Text shown =
Materials and methods

Animal care and generation of tissue-specific KO mice

All experimental procedures were approved by the Institutional Animal Care and Use Committees at UT Southwestern (Dallas, TX) and Yonsei University College of Medicine. Mice were kept at room temperature (22 °C–24 °C) with a 12 h light/dark cycle (lights on at 06:00 h) and fed a normal mouse chow diet (4% fat diet; 7001; Harlan Laboratories) or a HFD (Research Diet #D12331; 58% kcal from fat, 26% from sucrose, 5.56 kcal/g) with water provided ad libitum. To generate VMH-specific p110β knockout (KO) (p110β KOsf1) mice, males that were homozygous for the floxed (F) p110β allele11 and heterozygous for the Sf-1-Cre transgene12 were crossed with female mice homozygous for the floxed p110β allele. Littermate mice homozygous for the floxed p110β allele (p110βF/F) served as controls (Ctr). All experimental mice were on a mixed C57BL/6;129S6/SvEv background.

Protein and mRNA analyses

All samples were collected between 1300 and 1500 h for quantitative PCR (Q-PCR) analysis. Total RNA was isolated using Trizol reagent (Invitrogen, Carlsbad, CA) and reverse transcribed with a SuperScript First-Strand Synthesis System (Invitrogen) for reverse transcriptase PCR (RT-PCR). Real-time PCR (Q-PCR) was performed using an ABI 7900 HT Sequence Detection System (Applied Biosystems, Foster City, CA). The Q-PCR primers used for the TaqMan method (Applied Biosystems) are as follows: 18S (ABI, Hs99999901), pik3ca (ABI, Mm00435673_m1), pik3cb (ABI, Mm00659576_m), pik3r1 (ABI, Mm00808818_s1), pik3c2a (ABI, Mm00478162_m1), β-adrenergic receptor 3 (β3-AR) (ABI, Mm02601819_g1), Cidea (ABI, Mm00432554_m1), PGC1α (ABI, Mm01208835_m1), PPARγ (ABI, Mm01184322_m1), PRDM16 (ABI, Mm01266507_g1), uncoupling protein 1 (UCP1) (ABI, Mm01244861), and UCP3 (ABI, Mm01163394_m1).

Listed entries =

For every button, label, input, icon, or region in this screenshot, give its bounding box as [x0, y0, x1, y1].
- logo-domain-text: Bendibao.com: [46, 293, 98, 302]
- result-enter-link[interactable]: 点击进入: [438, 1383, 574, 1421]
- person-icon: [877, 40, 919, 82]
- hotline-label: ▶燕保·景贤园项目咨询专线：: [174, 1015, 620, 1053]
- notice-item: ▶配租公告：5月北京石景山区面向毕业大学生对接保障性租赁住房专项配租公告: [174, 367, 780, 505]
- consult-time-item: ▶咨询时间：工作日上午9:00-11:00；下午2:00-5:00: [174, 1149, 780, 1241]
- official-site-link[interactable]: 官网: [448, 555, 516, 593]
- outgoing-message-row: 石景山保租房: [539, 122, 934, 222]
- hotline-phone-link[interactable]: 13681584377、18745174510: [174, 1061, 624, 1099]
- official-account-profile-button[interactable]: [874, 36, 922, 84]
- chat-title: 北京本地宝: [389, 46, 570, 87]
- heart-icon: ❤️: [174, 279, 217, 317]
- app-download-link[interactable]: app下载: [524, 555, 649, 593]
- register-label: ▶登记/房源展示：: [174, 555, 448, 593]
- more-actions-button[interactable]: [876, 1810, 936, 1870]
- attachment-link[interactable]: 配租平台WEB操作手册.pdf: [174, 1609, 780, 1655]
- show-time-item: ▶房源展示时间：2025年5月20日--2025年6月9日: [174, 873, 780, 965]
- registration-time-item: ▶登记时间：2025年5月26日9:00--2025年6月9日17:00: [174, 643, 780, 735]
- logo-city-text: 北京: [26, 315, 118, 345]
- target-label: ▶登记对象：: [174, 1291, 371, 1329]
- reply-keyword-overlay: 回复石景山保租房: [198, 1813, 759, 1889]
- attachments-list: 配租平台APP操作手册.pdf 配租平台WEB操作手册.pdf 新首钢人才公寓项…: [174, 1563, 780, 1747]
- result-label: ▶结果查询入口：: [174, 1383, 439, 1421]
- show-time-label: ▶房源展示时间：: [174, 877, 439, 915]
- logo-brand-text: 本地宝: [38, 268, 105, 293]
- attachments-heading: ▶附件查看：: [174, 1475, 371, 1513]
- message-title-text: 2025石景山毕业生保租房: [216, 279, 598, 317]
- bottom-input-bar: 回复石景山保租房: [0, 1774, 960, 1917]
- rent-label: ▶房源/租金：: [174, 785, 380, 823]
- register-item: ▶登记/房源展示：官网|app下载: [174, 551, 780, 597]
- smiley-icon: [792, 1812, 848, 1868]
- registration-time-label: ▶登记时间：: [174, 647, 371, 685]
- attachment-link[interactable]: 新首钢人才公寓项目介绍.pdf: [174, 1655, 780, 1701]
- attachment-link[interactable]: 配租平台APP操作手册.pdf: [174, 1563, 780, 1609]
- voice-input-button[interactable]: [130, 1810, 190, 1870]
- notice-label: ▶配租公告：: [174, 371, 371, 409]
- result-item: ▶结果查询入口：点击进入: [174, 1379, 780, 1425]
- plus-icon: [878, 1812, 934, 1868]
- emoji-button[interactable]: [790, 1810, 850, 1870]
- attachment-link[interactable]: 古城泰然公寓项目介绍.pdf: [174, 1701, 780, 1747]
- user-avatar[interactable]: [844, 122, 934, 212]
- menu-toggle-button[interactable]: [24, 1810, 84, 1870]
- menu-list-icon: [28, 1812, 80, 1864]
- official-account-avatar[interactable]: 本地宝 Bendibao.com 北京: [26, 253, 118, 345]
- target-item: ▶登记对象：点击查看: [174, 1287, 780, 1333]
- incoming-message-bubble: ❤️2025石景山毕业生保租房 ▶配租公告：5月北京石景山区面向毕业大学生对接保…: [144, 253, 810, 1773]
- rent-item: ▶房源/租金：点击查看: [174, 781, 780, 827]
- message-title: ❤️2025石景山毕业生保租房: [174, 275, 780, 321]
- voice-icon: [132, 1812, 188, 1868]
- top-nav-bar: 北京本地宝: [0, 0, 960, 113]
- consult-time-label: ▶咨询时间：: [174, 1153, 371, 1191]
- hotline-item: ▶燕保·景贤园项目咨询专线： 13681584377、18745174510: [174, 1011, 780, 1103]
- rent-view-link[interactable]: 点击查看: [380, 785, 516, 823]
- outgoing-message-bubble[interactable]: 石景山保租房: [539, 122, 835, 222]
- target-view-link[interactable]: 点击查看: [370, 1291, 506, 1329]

Required action =
Please reproduce the stretch of the methods excerpt from "Protein and mRNA" through "UCP3 (ABI, Mm01163394_m1)." word for word. Use only the methods excerpt, not the rows.

Response to this exercise =
Protein and mRNA analyses

All samples were collected between 1300 and 1500 h for quantitative PCR (Q-PCR) analysis. Total RNA was isolated using Trizol reagent (Invitrogen, Carlsbad, CA) and reverse transcribed with a SuperScript First-Strand Synthesis System (Invitrogen) for reverse transcriptase PCR (RT-PCR). Real-time PCR (Q-PCR) was performed using an ABI 7900 HT Sequence Detection System (Applied Biosystems, Foster City, CA). The Q-PCR primers used for the TaqMan method (Applied Biosystems) are as follows: 18S (ABI, Hs99999901), pik3ca (ABI, Mm00435673_m1), pik3cb (ABI, Mm00659576_m), pik3r1 (ABI, Mm00808818_s1), pik3c2a (ABI, Mm00478162_m1), β-adrenergic receptor 3 (β3-AR) (ABI, Mm02601819_g1), Cidea (ABI, Mm00432554_m1), PGC1α (ABI, Mm01208835_m1), PPARγ (ABI, Mm01184322_m1), PRDM16 (ABI, Mm01266507_g1), uncoupling protein 1 (UCP1) (ABI, Mm01244861), and UCP3 (ABI, Mm01163394_m1).